■ What to produce: Find the lines of data that contain the string "Last", then list them.

■ Listed entries:
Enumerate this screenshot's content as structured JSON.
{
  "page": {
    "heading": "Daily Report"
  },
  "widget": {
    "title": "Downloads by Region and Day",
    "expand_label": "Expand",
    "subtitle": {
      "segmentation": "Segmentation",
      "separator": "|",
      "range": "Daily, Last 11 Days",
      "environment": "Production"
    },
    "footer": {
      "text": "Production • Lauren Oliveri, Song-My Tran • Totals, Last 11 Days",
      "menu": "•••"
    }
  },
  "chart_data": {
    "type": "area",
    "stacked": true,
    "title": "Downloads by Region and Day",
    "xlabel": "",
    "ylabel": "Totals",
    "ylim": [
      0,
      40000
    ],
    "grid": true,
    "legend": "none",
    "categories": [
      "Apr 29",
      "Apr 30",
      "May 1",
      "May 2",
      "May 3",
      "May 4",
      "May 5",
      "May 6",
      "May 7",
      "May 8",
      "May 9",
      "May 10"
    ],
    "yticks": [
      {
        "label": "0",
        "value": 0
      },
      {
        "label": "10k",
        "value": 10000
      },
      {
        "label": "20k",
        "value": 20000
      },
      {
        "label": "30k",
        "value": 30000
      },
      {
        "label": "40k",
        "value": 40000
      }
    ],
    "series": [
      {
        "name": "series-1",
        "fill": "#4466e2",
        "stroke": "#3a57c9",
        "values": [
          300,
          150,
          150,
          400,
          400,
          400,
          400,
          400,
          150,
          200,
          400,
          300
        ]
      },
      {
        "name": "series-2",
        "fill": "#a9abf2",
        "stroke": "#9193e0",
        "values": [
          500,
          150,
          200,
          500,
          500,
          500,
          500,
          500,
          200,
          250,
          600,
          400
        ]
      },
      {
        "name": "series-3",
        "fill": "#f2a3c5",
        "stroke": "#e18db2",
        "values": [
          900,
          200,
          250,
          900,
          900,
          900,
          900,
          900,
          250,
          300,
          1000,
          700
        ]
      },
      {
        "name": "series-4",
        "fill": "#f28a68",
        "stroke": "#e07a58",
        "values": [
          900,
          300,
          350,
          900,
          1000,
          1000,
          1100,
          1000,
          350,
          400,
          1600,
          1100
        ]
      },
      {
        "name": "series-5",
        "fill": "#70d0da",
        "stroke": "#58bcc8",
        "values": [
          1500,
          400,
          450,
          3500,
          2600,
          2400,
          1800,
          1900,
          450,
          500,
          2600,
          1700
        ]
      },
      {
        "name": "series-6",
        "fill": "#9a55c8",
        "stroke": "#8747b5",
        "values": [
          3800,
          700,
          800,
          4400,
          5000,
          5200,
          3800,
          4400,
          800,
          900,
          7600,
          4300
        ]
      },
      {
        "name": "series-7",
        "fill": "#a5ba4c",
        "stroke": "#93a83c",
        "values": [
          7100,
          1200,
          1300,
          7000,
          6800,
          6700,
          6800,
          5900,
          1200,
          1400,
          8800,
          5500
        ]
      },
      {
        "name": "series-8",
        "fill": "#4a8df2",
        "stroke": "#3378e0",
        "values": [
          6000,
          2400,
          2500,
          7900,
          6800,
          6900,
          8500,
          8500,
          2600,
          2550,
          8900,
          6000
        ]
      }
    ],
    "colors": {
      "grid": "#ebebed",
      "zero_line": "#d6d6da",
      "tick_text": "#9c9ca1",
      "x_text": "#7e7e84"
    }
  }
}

■ Exercise result:
      "range": "Daily, Last 11 Days",
      "text": "Production • Lauren Oliveri, Song-My Tran • Totals, Last 11 Days",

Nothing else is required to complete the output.